Work to complete
From the records below, extract all the text exactly and leave the images behind.

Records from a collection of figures
-- begin --

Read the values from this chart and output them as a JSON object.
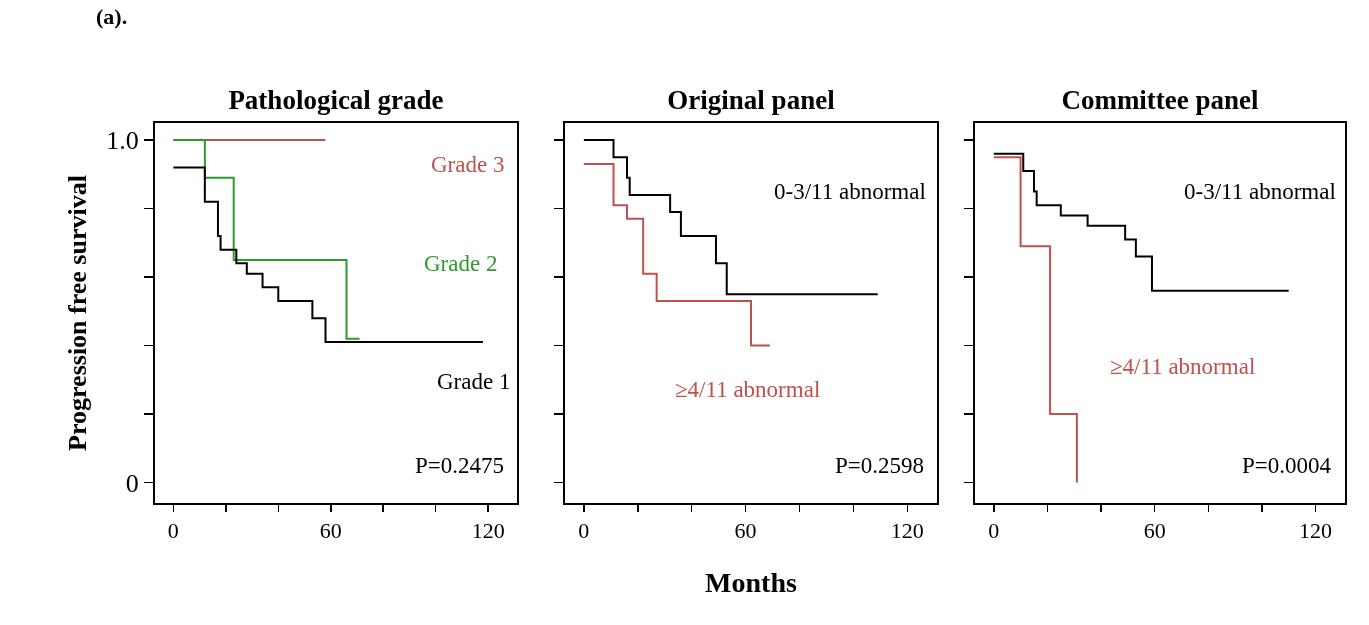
{
  "chart_data": [
    {
      "type": "step",
      "title": "Pathological grade",
      "ylabel": "Progression free survival",
      "annotations": [
        "(a).",
        "P=0.2475"
      ],
      "xlim": [
        -7,
        131
      ],
      "ylim": [
        -0.06,
        1.05
      ],
      "xticks": [
        0,
        {
          "value": 20,
          "label": null
        },
        {
          "value": 40,
          "label": null
        },
        60,
        {
          "value": 80,
          "label": null
        },
        {
          "value": 100,
          "label": null
        },
        120
      ],
      "yticks": [
        {
          "value": 0,
          "label": "0"
        },
        {
          "value": 0.2,
          "label": null
        },
        {
          "value": 0.4,
          "label": null
        },
        {
          "value": 0.6,
          "label": null
        },
        {
          "value": 0.8,
          "label": null
        },
        {
          "value": 1,
          "label": "1.0"
        }
      ],
      "grid": false,
      "legend": false,
      "series": [
        {
          "name": "Grade 3",
          "color": "#c0504d",
          "x": [
            0,
            58
          ],
          "values": [
            1.0,
            1.0
          ]
        },
        {
          "name": "Grade 2",
          "color": "#2e9a2e",
          "x": [
            0,
            12,
            23,
            66,
            71
          ],
          "values": [
            1.0,
            0.89,
            0.65,
            0.42,
            0.42
          ]
        },
        {
          "name": "Grade 1",
          "color": "#000000",
          "x": [
            0,
            12,
            17,
            18,
            24,
            28,
            34,
            40,
            53,
            58,
            118
          ],
          "values": [
            0.92,
            0.82,
            0.72,
            0.68,
            0.64,
            0.61,
            0.57,
            0.53,
            0.48,
            0.41,
            0.41
          ]
        }
      ]
    },
    {
      "type": "step",
      "title": "Original panel",
      "xlabel": "Months",
      "annotations": [
        "P=0.2598"
      ],
      "tick_labels": "x",
      "xlim": [
        -7,
        131
      ],
      "ylim": [
        -0.06,
        1.05
      ],
      "xticks": [
        0,
        {
          "value": 20,
          "label": null
        },
        {
          "value": 40,
          "label": null
        },
        60,
        {
          "value": 80,
          "label": null
        },
        {
          "value": 100,
          "label": null
        },
        120
      ],
      "yticks": [
        {
          "value": 0,
          "label": null
        },
        {
          "value": 0.2,
          "label": null
        },
        {
          "value": 0.4,
          "label": null
        },
        {
          "value": 0.6,
          "label": null
        },
        {
          "value": 0.8,
          "label": null
        },
        {
          "value": 1,
          "label": null
        }
      ],
      "grid": false,
      "legend": false,
      "series": [
        {
          "name": "0-3/11 abnormal",
          "color": "#000000",
          "x": [
            0,
            11,
            16,
            17,
            32,
            36,
            49,
            53,
            109
          ],
          "values": [
            1.0,
            0.95,
            0.89,
            0.84,
            0.79,
            0.72,
            0.64,
            0.55,
            0.55
          ]
        },
        {
          "name": "≥4/11 abnormal",
          "color": "#c0504d",
          "x": [
            0,
            11,
            16,
            22,
            27,
            62,
            69
          ],
          "values": [
            0.93,
            0.81,
            0.77,
            0.61,
            0.53,
            0.4,
            0.4
          ]
        }
      ]
    },
    {
      "type": "step",
      "title": "Committee panel",
      "annotations": [
        "P=0.0004"
      ],
      "tick_labels": "x",
      "xlim": [
        -7,
        131
      ],
      "ylim": [
        -0.06,
        1.05
      ],
      "xticks": [
        0,
        {
          "value": 20,
          "label": null
        },
        {
          "value": 40,
          "label": null
        },
        60,
        {
          "value": 80,
          "label": null
        },
        {
          "value": 100,
          "label": null
        },
        120
      ],
      "yticks": [
        {
          "value": 0,
          "label": null
        },
        {
          "value": 0.2,
          "label": null
        },
        {
          "value": 0.4,
          "label": null
        },
        {
          "value": 0.6,
          "label": null
        },
        {
          "value": 0.8,
          "label": null
        },
        {
          "value": 1,
          "label": null
        }
      ],
      "grid": false,
      "legend": false,
      "series": [
        {
          "name": "0-3/11 abnormal",
          "color": "#000000",
          "x": [
            0,
            11,
            15,
            16,
            25,
            35,
            49,
            53,
            59,
            110
          ],
          "values": [
            0.96,
            0.91,
            0.85,
            0.81,
            0.78,
            0.75,
            0.71,
            0.66,
            0.56,
            0.56
          ]
        },
        {
          "name": "≥4/11 abnormal",
          "color": "#c0504d",
          "x": [
            0,
            10,
            21,
            31
          ],
          "values": [
            0.95,
            0.69,
            0.2,
            0
          ]
        }
      ]
    }
  ]
}
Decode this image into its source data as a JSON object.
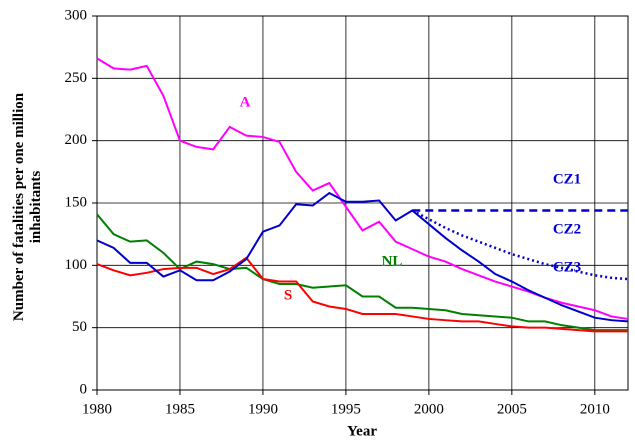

-- end --

Task result
Read the values from this chart and output them as a JSON object.
{
  "chart_data": [
    {
      "type": "step",
      "title": "Pathological grade",
      "ylabel": "Progression free survival",
      "annotations": [
        "(a).",
        "P=0.2475"
      ],
      "xlim": [
        -7,
        131
      ],
      "ylim": [
        -0.06,
        1.05
      ],
      "xticks": [
        0,
        {
          "value": 20,
          "label": null
        },
        {
          "value": 40,
          "label": null
        },
        60,
        {
          "value": 80,
          "label": null
        },
        {
          "value": 100,
          "label": null
        },
        120
      ],
      "yticks": [
        {
          "value": 0,
          "label": "0"
        },
        {
          "value": 0.2,
          "label": null
        },
        {
          "value": 0.4,
          "label": null
        },
        {
          "value": 0.6,
          "label": null
        },
        {
          "value": 0.8,
          "label": null
        },
        {
          "value": 1,
          "label": "1.0"
        }
      ],
      "grid": false,
      "legend": false,
      "series": [
        {
          "name": "Grade 3",
          "color": "#c0504d",
          "x": [
            0,
            58
          ],
          "values": [
            1.0,
            1.0
          ]
        },
        {
          "name": "Grade 2",
          "color": "#2e9a2e",
          "x": [
            0,
            12,
            23,
            66,
            71
          ],
          "values": [
            1.0,
            0.89,
            0.65,
            0.42,
            0.42
          ]
        },
        {
          "name": "Grade 1",
          "color": "#000000",
          "x": [
            0,
            12,
            17,
            18,
            24,
            28,
            34,
            40,
            53,
            58,
            118
          ],
          "values": [
            0.92,
            0.82,
            0.72,
            0.68,
            0.64,
            0.61,
            0.57,
            0.53,
            0.48,
            0.41,
            0.41
          ]
        }
      ]
    },
    {
      "type": "step",
      "title": "Original panel",
      "xlabel": "Months",
      "annotations": [
        "P=0.2598"
      ],
      "tick_labels": "x",
      "xlim": [
        -7,
        131
      ],
      "ylim": [
        -0.06,
        1.05
      ],
      "xticks": [
        0,
        {
          "value": 20,
          "label": null
        },
        {
          "value": 40,
          "label": null
        },
        60,
        {
          "value": 80,
          "label": null
        },
        {
          "value": 100,
          "label": null
        },
        120
      ],
      "yticks": [
        {
          "value": 0,
          "label": null
        },
        {
          "value": 0.2,
          "label": null
        },
        {
          "value": 0.4,
          "label": null
        },
        {
          "value": 0.6,
          "label": null
        },
        {
          "value": 0.8,
          "label": null
        },
        {
          "value": 1,
          "label": null
        }
      ],
      "grid": false,
      "legend": false,
      "series": [
        {
          "name": "0-3/11 abnormal",
          "color": "#000000",
          "x": [
            0,
            11,
            16,
            17,
            32,
            36,
            49,
            53,
            109
          ],
          "values": [
            1.0,
            0.95,
            0.89,
            0.84,
            0.79,
            0.72,
            0.64,
            0.55,
            0.55
          ]
        },
        {
          "name": "≥4/11 abnormal",
          "color": "#c0504d",
          "x": [
            0,
            11,
            16,
            22,
            27,
            62,
            69
          ],
          "values": [
            0.93,
            0.81,
            0.77,
            0.61,
            0.53,
            0.4,
            0.4
          ]
        }
      ]
    },
    {
      "type": "step",
      "title": "Committee panel",
      "annotations": [
        "P=0.0004"
      ],
      "tick_labels": "x",
      "xlim": [
        -7,
        131
      ],
      "ylim": [
        -0.06,
        1.05
      ],
      "xticks": [
        0,
        {
          "value": 20,
          "label": null
        },
        {
          "value": 40,
          "label": null
        },
        60,
        {
          "value": 80,
          "label": null
        },
        {
          "value": 100,
          "label": null
        },
        120
      ],
      "yticks": [
        {
          "value": 0,
          "label": null
        },
        {
          "value": 0.2,
          "label": null
        },
        {
          "value": 0.4,
          "label": null
        },
        {
          "value": 0.6,
          "label": null
        },
        {
          "value": 0.8,
          "label": null
        },
        {
          "value": 1,
          "label": null
        }
      ],
      "grid": false,
      "legend": false,
      "series": [
        {
          "name": "0-3/11 abnormal",
          "color": "#000000",
          "x": [
            0,
            11,
            15,
            16,
            25,
            35,
            49,
            53,
            59,
            110
          ],
          "values": [
            0.96,
            0.91,
            0.85,
            0.81,
            0.78,
            0.75,
            0.71,
            0.66,
            0.56,
            0.56
          ]
        },
        {
          "name": "≥4/11 abnormal",
          "color": "#c0504d",
          "x": [
            0,
            10,
            21,
            31
          ],
          "values": [
            0.95,
            0.69,
            0.2,
            0
          ]
        }
      ]
    }
  ]
}
Decode this image into its source data as a JSON object.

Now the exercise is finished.